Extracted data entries
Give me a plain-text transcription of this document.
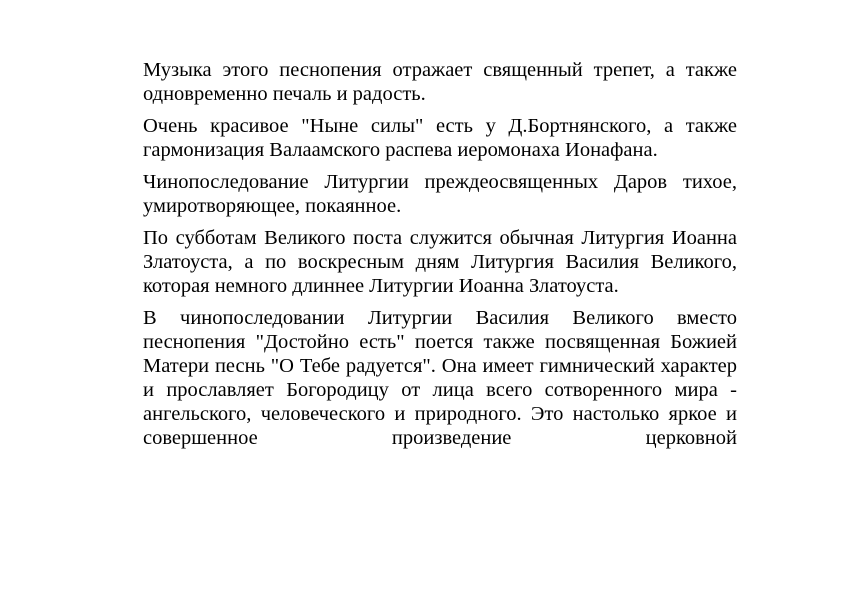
Музыка этого песнопения отражает священный трепет, а также одновременно печаль и радость.

Очень красивое "Ныне силы" есть у Д.Бортнянского, а также гармонизация Валаамского распева иеромонаха Ионафана.

Чинопоследование Литургии преждеосвященных Даров тихое, умиротворяющее, покаянное.

По субботам Великого поста служится обычная Литургия Иоанна Златоуста, а по воскресным дням Литургия Василия Великого, которая немного длиннее Литургии Иоанна Златоуста.

В чинопоследовании Литургии Василия Великого вместо песнопения "Достойно есть" поется также посвященная Божией Матери песнь "О Тебе радуется". Она имеет гимнический характер и прославляет Богородицу от лица всего сотворенного мира - ангельского, человеческого и природного. Это настолько яркое и совершенное произведение церковной
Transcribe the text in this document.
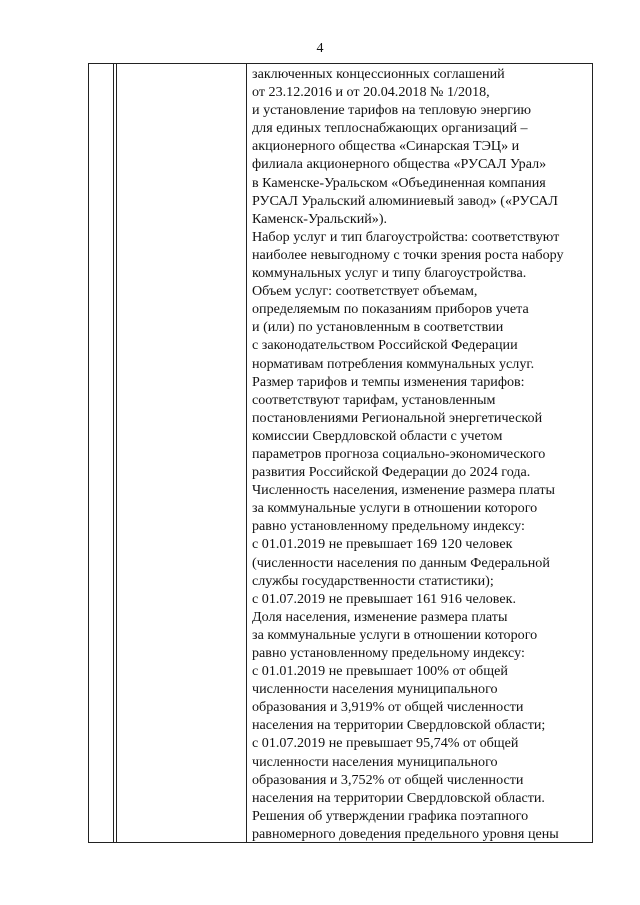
4
заключенных концессионных соглашений
от 23.12.2016 и от 20.04.2018 № 1/2018,
и установление тарифов на тепловую энергию
для единых теплоснабжающих организаций –
акционерного общества «Синарская ТЭЦ» и
филиала акционерного общества «РУСАЛ Урал»
в Каменске-Уральском «Объединенная компания
РУСАЛ Уральский алюминиевый завод» («РУСАЛ
Каменск-Уральский»).
Набор услуг и тип благоустройства: соответствуют
наиболее невыгодному с точки зрения роста набору
коммунальных услуг и типу благоустройства.
Объем услуг: соответствует объемам,
определяемым по показаниям приборов учета
и (или) по установленным в соответствии
с законодательством Российской Федерации
нормативам потребления коммунальных услуг.
Размер тарифов и темпы изменения тарифов:
соответствуют тарифам, установленным
постановлениями Региональной энергетической
комиссии Свердловской области с учетом
параметров прогноза социально-экономического
развития Российской Федерации до 2024 года.
Численность населения, изменение размера платы
за коммунальные услуги в отношении которого
равно установленному предельному индексу:
с 01.01.2019 не превышает 169 120 человек
(численности населения по данным Федеральной
службы государственности статистики);
с 01.07.2019 не превышает 161 916 человек.
Доля населения, изменение размера платы
за коммунальные услуги в отношении которого
равно установленному предельному индексу:
с 01.01.2019 не превышает 100% от общей
численности населения муниципального
образования и 3,919% от общей численности
населения на территории Свердловской области;
с 01.07.2019 не превышает 95,74% от общей
численности населения муниципального
образования и 3,752% от общей численности
населения на территории Свердловской области.
Решения об утверждении графика поэтапного
равномерного доведения предельного уровня цены
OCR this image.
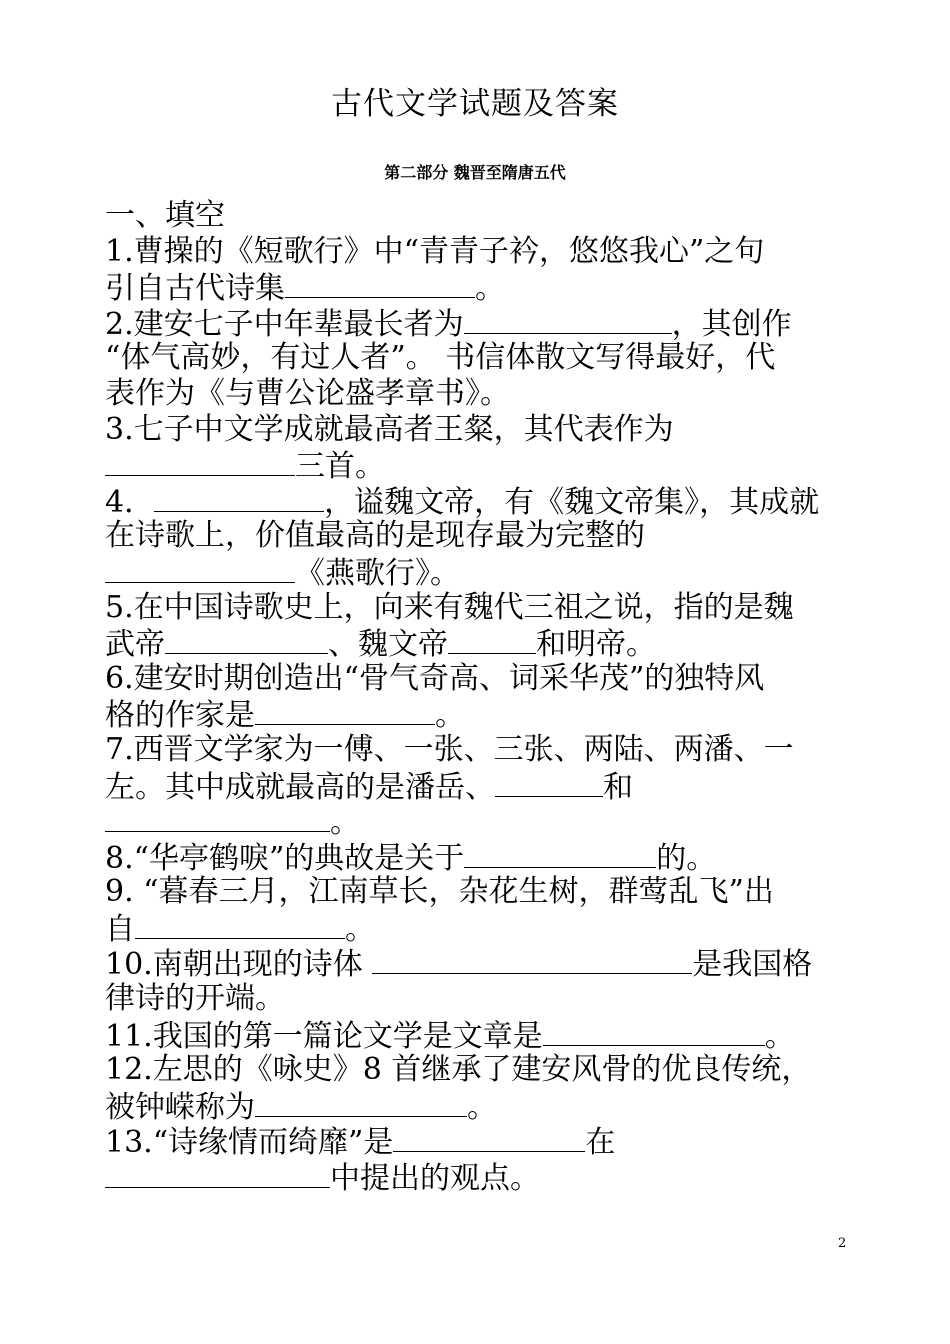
古代文学试题及答案
第二部分 魏晋至隋唐五代
一、填空
1.曹操的《短歌行》中“青青子衿，悠悠我心”之句
引自古代诗集	。
2.建安七子中年辈最长者为	，其创作
“体气高妙，有过人者”。 书信体散文写得最好，代
表作为《与曹公论盛孝章书》。
3.七子中文学成就最高者王粲，其代表作为
三首。
4．	，谥魏文帝，有《魏文帝集》，其成就
在诗歌上，价值最高的是现存最为完整的
《燕歌行》。
5.在中国诗歌史上，向来有魏代三祖之说，指的是魏
武帝	、魏文帝	和明帝。
6.建安时期创造出“骨气奇高、词采华茂”的独特风
格的作家是	。
7.西晋文学家为一傅、一张、三张、两陆、两潘、一
左。其中成就最高的是潘岳、	和
。
8.“华亭鹤唳”的典故是关于	的。
9. “暮春三月，江南草长，杂花生树，群莺乱飞”出
自	。
10.南朝出现的诗体	是我国格
律诗的开端。
11.我国的第一篇论文学是文章是	。
12.左思的《咏史》8 首继承了建安风骨的优良传统，
被钟嵘称为	。
13.“诗缘情而绮靡”是	在
中提出的观点。
2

-- Instruction --
Copy every entry word for word, but omit the pictures.

-- Solution below --
Give me a plain-text transcription of this document.
Музыка этого песнопения отражает священный трепет, а также одновременно печаль и радость.

Очень красивое "Ныне силы" есть у Д.Бортнянского, а также гармонизация Валаамского распева иеромонаха Ионафана.

Чинопоследование Литургии преждеосвященных Даров тихое, умиротворяющее, покаянное.

По субботам Великого поста служится обычная Литургия Иоанна Златоуста, а по воскресным дням Литургия Василия Великого, которая немного длиннее Литургии Иоанна Златоуста.

В чинопоследовании Литургии Василия Великого вместо песнопения "Достойно есть" поется также посвященная Божией Матери песнь "О Тебе радуется". Она имеет гимнический характер и прославляет Богородицу от лица всего сотворенного мира - ангельского, человеческого и природного. Это настолько яркое и совершенное произведение церковной
Transcribe the text in this document.
4
заключенных концессионных соглашений
от 23.12.2016 и от 20.04.2018 № 1/2018,
и установление тарифов на тепловую энергию
для единых теплоснабжающих организаций –
акционерного общества «Синарская ТЭЦ» и
филиала акционерного общества «РУСАЛ Урал»
в Каменске-Уральском «Объединенная компания
РУСАЛ Уральский алюминиевый завод» («РУСАЛ
Каменск-Уральский»).
Набор услуг и тип благоустройства: соответствуют
наиболее невыгодному с точки зрения роста набору
коммунальных услуг и типу благоустройства.
Объем услуг: соответствует объемам,
определяемым по показаниям приборов учета
и (или) по установленным в соответствии
с законодательством Российской Федерации
нормативам потребления коммунальных услуг.
Размер тарифов и темпы изменения тарифов:
соответствуют тарифам, установленным
постановлениями Региональной энергетической
комиссии Свердловской области с учетом
параметров прогноза социально-экономического
развития Российской Федерации до 2024 года.
Численность населения, изменение размера платы
за коммунальные услуги в отношении которого
равно установленному предельному индексу:
с 01.01.2019 не превышает 169 120 человек
(численности населения по данным Федеральной
службы государственности статистики);
с 01.07.2019 не превышает 161 916 человек.
Доля населения, изменение размера платы
за коммунальные услуги в отношении которого
равно установленному предельному индексу:
с 01.01.2019 не превышает 100% от общей
численности населения муниципального
образования и 3,919% от общей численности
населения на территории Свердловской области;
с 01.07.2019 не превышает 95,74% от общей
численности населения муниципального
образования и 3,752% от общей численности
населения на территории Свердловской области.
Решения об утверждении графика поэтапного
равномерного доведения предельного уровня цены
OCR this image.
古代文学试题及答案
第二部分 魏晋至隋唐五代
一、填空
1.曹操的《短歌行》中“青青子衿，悠悠我心”之句
引自古代诗集	。
2.建安七子中年辈最长者为	，其创作
“体气高妙，有过人者”。 书信体散文写得最好，代
表作为《与曹公论盛孝章书》。
3.七子中文学成就最高者王粲，其代表作为
三首。
4．	，谥魏文帝，有《魏文帝集》，其成就
在诗歌上，价值最高的是现存最为完整的
《燕歌行》。
5.在中国诗歌史上，向来有魏代三祖之说，指的是魏
武帝	、魏文帝	和明帝。
6.建安时期创造出“骨气奇高、词采华茂”的独特风
格的作家是	。
7.西晋文学家为一傅、一张、三张、两陆、两潘、一
左。其中成就最高的是潘岳、	和
。
8.“华亭鹤唳”的典故是关于	的。
9. “暮春三月，江南草长，杂花生树，群莺乱飞”出
自	。
10.南朝出现的诗体	是我国格
律诗的开端。
11.我国的第一篇论文学是文章是	。
12.左思的《咏史》8 首继承了建安风骨的优良传统，
被钟嵘称为	。
13.“诗缘情而绮靡”是	在
中提出的观点。
2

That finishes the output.